**Given instruction**. Omit all images. Write out the rest of the material exactly.

A run of records
▼

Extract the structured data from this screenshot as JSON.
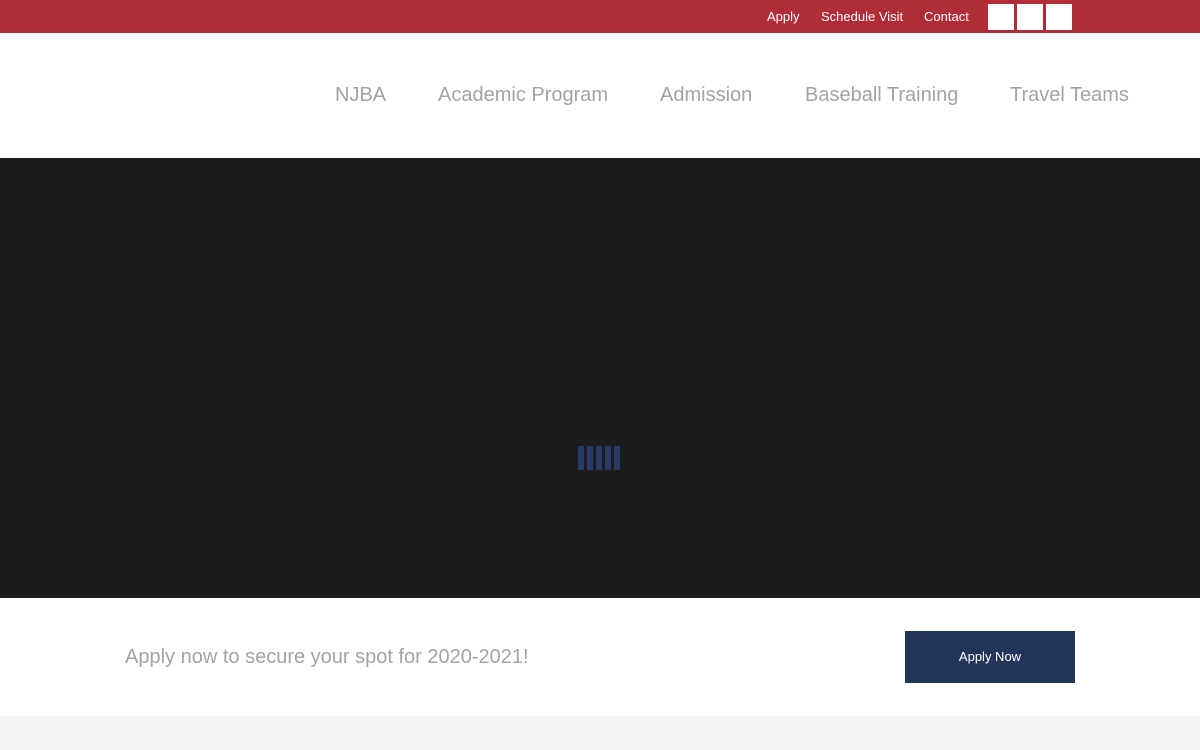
{
  "colors": {
    "topbar_bg": "#b02d37",
    "nav_text": "#a3a3a3",
    "hero_bg": "#1c1c1c",
    "loader": "#2a3a66",
    "button_bg": "#24355c",
    "footer_bg": "#f5f5f5"
  },
  "topbar": {
    "links": [
      {
        "label": "Apply"
      },
      {
        "label": "Schedule Visit"
      },
      {
        "label": "Contact"
      }
    ],
    "social_icons": [
      "social-icon-1",
      "social-icon-2",
      "social-icon-3"
    ]
  },
  "nav": {
    "items": [
      {
        "label": "NJBA"
      },
      {
        "label": "Academic Program"
      },
      {
        "label": "Admission"
      },
      {
        "label": "Baseball Training"
      },
      {
        "label": "Travel Teams"
      }
    ]
  },
  "hero": {
    "loader_icon": "loading-bars-icon"
  },
  "cta": {
    "text": "Apply now to secure your spot for 2020-2021!",
    "button_label": "Apply Now"
  }
}
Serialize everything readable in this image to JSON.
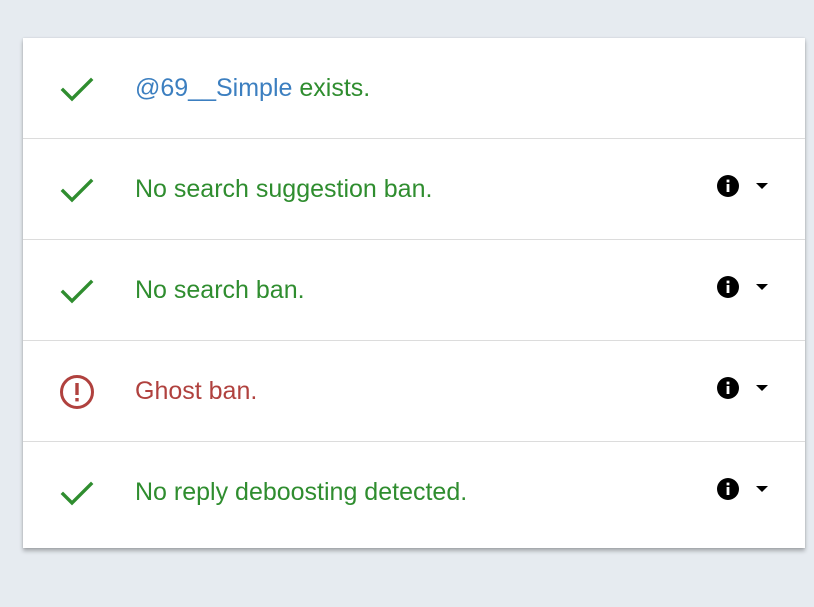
{
  "colors": {
    "ok": "#2f8d2f",
    "bad": "#b0413e",
    "username": "#3c7fc0",
    "background": "#e6ebf0"
  },
  "rows": [
    {
      "status": "ok",
      "status_icon": "check-icon",
      "username": "@69__Simple",
      "text": " exists."
    },
    {
      "status": "ok",
      "status_icon": "check-icon",
      "text": "No search suggestion ban.",
      "info_icon": "info-icon",
      "toggle_icon": "chevron-down-icon"
    },
    {
      "status": "ok",
      "status_icon": "check-icon",
      "text": "No search ban.",
      "info_icon": "info-icon",
      "toggle_icon": "chevron-down-icon"
    },
    {
      "status": "bad",
      "status_icon": "alert-circle-icon",
      "text": "Ghost ban.",
      "info_icon": "info-icon",
      "toggle_icon": "chevron-down-icon"
    },
    {
      "status": "ok",
      "status_icon": "check-icon",
      "text": "No reply deboosting detected.",
      "info_icon": "info-icon",
      "toggle_icon": "chevron-down-icon"
    }
  ]
}
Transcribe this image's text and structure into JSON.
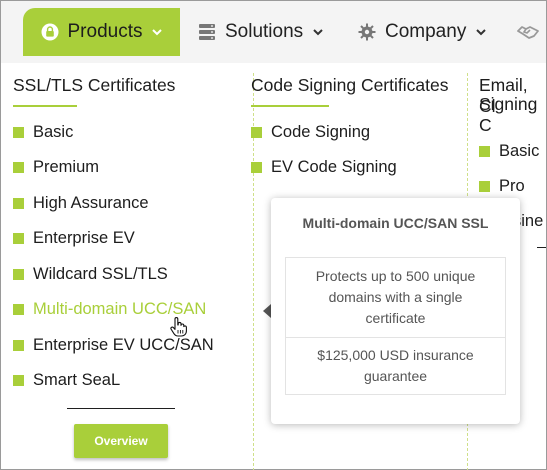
{
  "nav": {
    "products_label": "Products",
    "solutions_label": "Solutions",
    "company_label": "Company"
  },
  "columns": {
    "ssl": {
      "title": "SSL/TLS Certificates",
      "items": [
        "Basic",
        "Premium",
        "High Assurance",
        "Enterprise EV",
        "Wildcard SSL/TLS",
        "Multi-domain UCC/SAN",
        "Enterprise EV UCC/SAN",
        "Smart SeaL"
      ]
    },
    "code": {
      "title": "Code Signing Certificates",
      "items": [
        "Code Signing",
        "EV Code Signing"
      ]
    },
    "email": {
      "title_line1": "Email, Cl",
      "title_line2": "Signing C",
      "items": [
        "Basic",
        "Pro"
      ],
      "partial_text": "sine"
    }
  },
  "overview_label": "Overview",
  "tooltip": {
    "title": "Multi-domain UCC/SAN SSL",
    "description": "Protects up to 500 unique domains with a single certificate",
    "insurance": "$125,000 USD insurance guarantee"
  },
  "colors": {
    "accent": "#a9cf3a",
    "nav_bg": "#f4f4f4",
    "text": "#1d1d1d",
    "tooltip_text": "#555555"
  },
  "icons": {
    "products": "lock-icon",
    "solutions": "server-icon",
    "company": "gear-icon",
    "partner": "handshake-icon"
  }
}
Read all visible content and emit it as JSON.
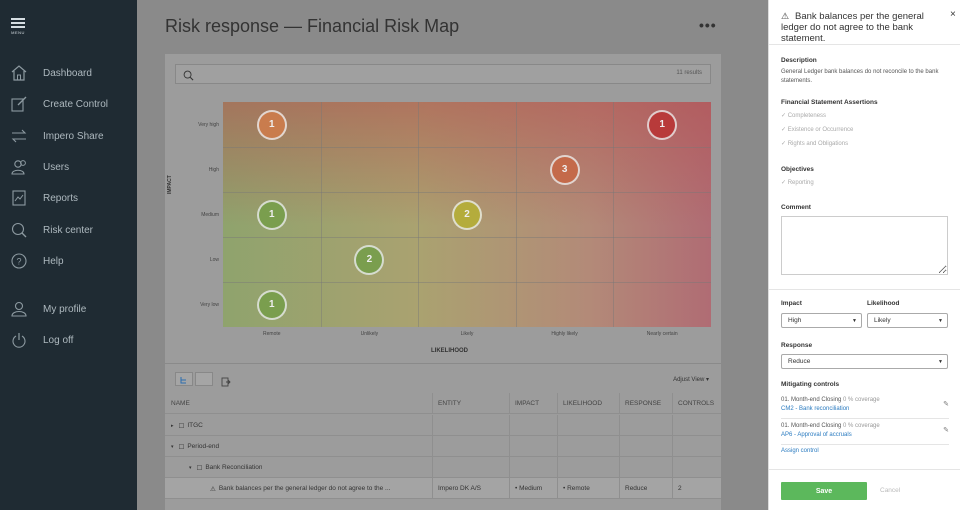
{
  "sidebar": {
    "menu_label": "MENU",
    "items": [
      {
        "label": "Dashboard",
        "icon": "home-icon"
      },
      {
        "label": "Create Control",
        "icon": "edit-icon"
      },
      {
        "label": "Impero Share",
        "icon": "swap-icon"
      },
      {
        "label": "Users",
        "icon": "users-icon"
      },
      {
        "label": "Reports",
        "icon": "report-icon"
      },
      {
        "label": "Risk center",
        "icon": "search-icon"
      },
      {
        "label": "Help",
        "icon": "help-icon"
      },
      {
        "label": "My profile",
        "icon": "user-icon"
      },
      {
        "label": "Log off",
        "icon": "power-icon"
      }
    ]
  },
  "main": {
    "title": "Risk response — Financial Risk Map",
    "more": "•••",
    "results": "11 results"
  },
  "chart_data": {
    "type": "heatmap",
    "xlabel": "LIKELIHOOD",
    "ylabel": "IMPACT",
    "x_categories": [
      "Remote",
      "Unlikely",
      "Likely",
      "Highly likely",
      "Nearly certain"
    ],
    "y_categories": [
      "Very high",
      "High",
      "Medium",
      "Low",
      "Very low"
    ],
    "bubbles": [
      {
        "x": "Remote",
        "y": "Very high",
        "count": 1,
        "color": "#c97c4d"
      },
      {
        "x": "Nearly certain",
        "y": "Very high",
        "count": 1,
        "color": "#b83a3a"
      },
      {
        "x": "Highly likely",
        "y": "High",
        "count": 3,
        "color": "#c46a4a"
      },
      {
        "x": "Remote",
        "y": "Medium",
        "count": 1,
        "color": "#7a9e4e"
      },
      {
        "x": "Likely",
        "y": "Medium",
        "count": 2,
        "color": "#b4ac3c"
      },
      {
        "x": "Unlikely",
        "y": "Low",
        "count": 2,
        "color": "#7a9e4e"
      },
      {
        "x": "Remote",
        "y": "Very low",
        "count": 1,
        "color": "#7a9e4e"
      }
    ]
  },
  "toolbar": {
    "adjust_view": "Adjust View ▾"
  },
  "table": {
    "headers": [
      "NAME",
      "ENTITY",
      "IMPACT",
      "LIKELIHOOD",
      "RESPONSE",
      "CONTROLS"
    ],
    "rows": [
      {
        "toggle": "▸",
        "icon": "☐",
        "name": "ITGC",
        "entity": "",
        "impact": "",
        "likelihood": "",
        "response": "",
        "controls": ""
      },
      {
        "toggle": "▾",
        "icon": "☐",
        "name": "Period-end",
        "entity": "",
        "impact": "",
        "likelihood": "",
        "response": "",
        "controls": ""
      },
      {
        "toggle": "▾",
        "icon": "☐",
        "name": "Bank Reconciliation",
        "entity": "",
        "impact": "",
        "likelihood": "",
        "response": "",
        "controls": ""
      },
      {
        "toggle": "",
        "icon": "⚠",
        "name": "Bank balances per the general ledger do not agree to the ...",
        "entity": "Impero DK A/S",
        "impact": "• Medium",
        "likelihood": "• Remote",
        "response": "Reduce",
        "controls": "2"
      }
    ]
  },
  "panel": {
    "title": "Bank balances per the general ledger do not agree to the bank statement.",
    "close": "×",
    "description_h": "Description",
    "description": "General Ledger bank balances do not reconcile to the bank statements.",
    "assertions_h": "Financial Statement Assertions",
    "assertions": [
      "Completeness",
      "Existence or Occurrence",
      "Rights and Obligations"
    ],
    "objectives_h": "Objectives",
    "objectives": [
      "Reporting"
    ],
    "comment_h": "Comment",
    "impact_h": "Impact",
    "impact_value": "High",
    "likelihood_h": "Likelihood",
    "likelihood_value": "Likely",
    "response_h": "Response",
    "response_value": "Reduce",
    "mitigating_h": "Mitigating controls",
    "controls": [
      {
        "name": "01. Month-end Closing",
        "coverage": "0 % coverage",
        "link": "CM2 - Bank reconciliation"
      },
      {
        "name": "01. Month-end Closing",
        "coverage": "0 % coverage",
        "link": "AP6 - Approval of accruals"
      }
    ],
    "assign": "Assign control",
    "save": "Save",
    "cancel": "Cancel"
  }
}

▲

**Solution to this exercise**.
Extract the structured data from this screenshot as JSON.
{
  "colors": {
    "topbar_bg": "#b02d37",
    "nav_text": "#a3a3a3",
    "hero_bg": "#1c1c1c",
    "loader": "#2a3a66",
    "button_bg": "#24355c",
    "footer_bg": "#f5f5f5"
  },
  "topbar": {
    "links": [
      {
        "label": "Apply"
      },
      {
        "label": "Schedule Visit"
      },
      {
        "label": "Contact"
      }
    ],
    "social_icons": [
      "social-icon-1",
      "social-icon-2",
      "social-icon-3"
    ]
  },
  "nav": {
    "items": [
      {
        "label": "NJBA"
      },
      {
        "label": "Academic Program"
      },
      {
        "label": "Admission"
      },
      {
        "label": "Baseball Training"
      },
      {
        "label": "Travel Teams"
      }
    ]
  },
  "hero": {
    "loader_icon": "loading-bars-icon"
  },
  "cta": {
    "text": "Apply now to secure your spot for 2020-2021!",
    "button_label": "Apply Now"
  }
}
Serialize everything readable in this image to JSON.
{
  "colors": {
    "ok": "#2f8d2f",
    "bad": "#b0413e",
    "username": "#3c7fc0",
    "background": "#e6ebf0"
  },
  "rows": [
    {
      "status": "ok",
      "status_icon": "check-icon",
      "username": "@69__Simple",
      "text": " exists."
    },
    {
      "status": "ok",
      "status_icon": "check-icon",
      "text": "No search suggestion ban.",
      "info_icon": "info-icon",
      "toggle_icon": "chevron-down-icon"
    },
    {
      "status": "ok",
      "status_icon": "check-icon",
      "text": "No search ban.",
      "info_icon": "info-icon",
      "toggle_icon": "chevron-down-icon"
    },
    {
      "status": "bad",
      "status_icon": "alert-circle-icon",
      "text": "Ghost ban.",
      "info_icon": "info-icon",
      "toggle_icon": "chevron-down-icon"
    },
    {
      "status": "ok",
      "status_icon": "check-icon",
      "text": "No reply deboosting detected.",
      "info_icon": "info-icon",
      "toggle_icon": "chevron-down-icon"
    }
  ]
}
Transcribe this image's text and structure into JSON.
{
  "nav": {
    "products_label": "Products",
    "solutions_label": "Solutions",
    "company_label": "Company"
  },
  "columns": {
    "ssl": {
      "title": "SSL/TLS Certificates",
      "items": [
        "Basic",
        "Premium",
        "High Assurance",
        "Enterprise EV",
        "Wildcard SSL/TLS",
        "Multi-domain UCC/SAN",
        "Enterprise EV UCC/SAN",
        "Smart SeaL"
      ]
    },
    "code": {
      "title": "Code Signing Certificates",
      "items": [
        "Code Signing",
        "EV Code Signing"
      ]
    },
    "email": {
      "title_line1": "Email, Cl",
      "title_line2": "Signing C",
      "items": [
        "Basic",
        "Pro"
      ],
      "partial_text": "sine"
    }
  },
  "overview_label": "Overview",
  "tooltip": {
    "title": "Multi-domain UCC/SAN SSL",
    "description": "Protects up to 500 unique domains with a single certificate",
    "insurance": "$125,000 USD insurance guarantee"
  },
  "colors": {
    "accent": "#a9cf3a",
    "nav_bg": "#f4f4f4",
    "text": "#1d1d1d",
    "tooltip_text": "#555555"
  },
  "icons": {
    "products": "lock-icon",
    "solutions": "server-icon",
    "company": "gear-icon",
    "partner": "handshake-icon"
  }
}
Read all visible content and emit it as JSON.
{
  "sidebar": {
    "menu_label": "MENU",
    "items": [
      {
        "label": "Dashboard",
        "icon": "home-icon"
      },
      {
        "label": "Create Control",
        "icon": "edit-icon"
      },
      {
        "label": "Impero Share",
        "icon": "swap-icon"
      },
      {
        "label": "Users",
        "icon": "users-icon"
      },
      {
        "label": "Reports",
        "icon": "report-icon"
      },
      {
        "label": "Risk center",
        "icon": "search-icon"
      },
      {
        "label": "Help",
        "icon": "help-icon"
      },
      {
        "label": "My profile",
        "icon": "user-icon"
      },
      {
        "label": "Log off",
        "icon": "power-icon"
      }
    ]
  },
  "main": {
    "title": "Risk response — Financial Risk Map",
    "more": "•••",
    "results": "11 results"
  },
  "chart_data": {
    "type": "heatmap",
    "xlabel": "LIKELIHOOD",
    "ylabel": "IMPACT",
    "x_categories": [
      "Remote",
      "Unlikely",
      "Likely",
      "Highly likely",
      "Nearly certain"
    ],
    "y_categories": [
      "Very high",
      "High",
      "Medium",
      "Low",
      "Very low"
    ],
    "bubbles": [
      {
        "x": "Remote",
        "y": "Very high",
        "count": 1,
        "color": "#c97c4d"
      },
      {
        "x": "Nearly certain",
        "y": "Very high",
        "count": 1,
        "color": "#b83a3a"
      },
      {
        "x": "Highly likely",
        "y": "High",
        "count": 3,
        "color": "#c46a4a"
      },
      {
        "x": "Remote",
        "y": "Medium",
        "count": 1,
        "color": "#7a9e4e"
      },
      {
        "x": "Likely",
        "y": "Medium",
        "count": 2,
        "color": "#b4ac3c"
      },
      {
        "x": "Unlikely",
        "y": "Low",
        "count": 2,
        "color": "#7a9e4e"
      },
      {
        "x": "Remote",
        "y": "Very low",
        "count": 1,
        "color": "#7a9e4e"
      }
    ]
  },
  "toolbar": {
    "adjust_view": "Adjust View ▾"
  },
  "table": {
    "headers": [
      "NAME",
      "ENTITY",
      "IMPACT",
      "LIKELIHOOD",
      "RESPONSE",
      "CONTROLS"
    ],
    "rows": [
      {
        "toggle": "▸",
        "icon": "☐",
        "name": "ITGC",
        "entity": "",
        "impact": "",
        "likelihood": "",
        "response": "",
        "controls": ""
      },
      {
        "toggle": "▾",
        "icon": "☐",
        "name": "Period-end",
        "entity": "",
        "impact": "",
        "likelihood": "",
        "response": "",
        "controls": ""
      },
      {
        "toggle": "▾",
        "icon": "☐",
        "name": "Bank Reconciliation",
        "entity": "",
        "impact": "",
        "likelihood": "",
        "response": "",
        "controls": ""
      },
      {
        "toggle": "",
        "icon": "⚠",
        "name": "Bank balances per the general ledger do not agree to the ...",
        "entity": "Impero DK A/S",
        "impact": "• Medium",
        "likelihood": "• Remote",
        "response": "Reduce",
        "controls": "2"
      }
    ]
  },
  "panel": {
    "title": "Bank balances per the general ledger do not agree to the bank statement.",
    "close": "×",
    "description_h": "Description",
    "description": "General Ledger bank balances do not reconcile to the bank statements.",
    "assertions_h": "Financial Statement Assertions",
    "assertions": [
      "Completeness",
      "Existence or Occurrence",
      "Rights and Obligations"
    ],
    "objectives_h": "Objectives",
    "objectives": [
      "Reporting"
    ],
    "comment_h": "Comment",
    "impact_h": "Impact",
    "impact_value": "High",
    "likelihood_h": "Likelihood",
    "likelihood_value": "Likely",
    "response_h": "Response",
    "response_value": "Reduce",
    "mitigating_h": "Mitigating controls",
    "controls": [
      {
        "name": "01. Month-end Closing",
        "coverage": "0 % coverage",
        "link": "CM2 - Bank reconciliation"
      },
      {
        "name": "01. Month-end Closing",
        "coverage": "0 % coverage",
        "link": "AP6 - Approval of accruals"
      }
    ],
    "assign": "Assign control",
    "save": "Save",
    "cancel": "Cancel"
  }
}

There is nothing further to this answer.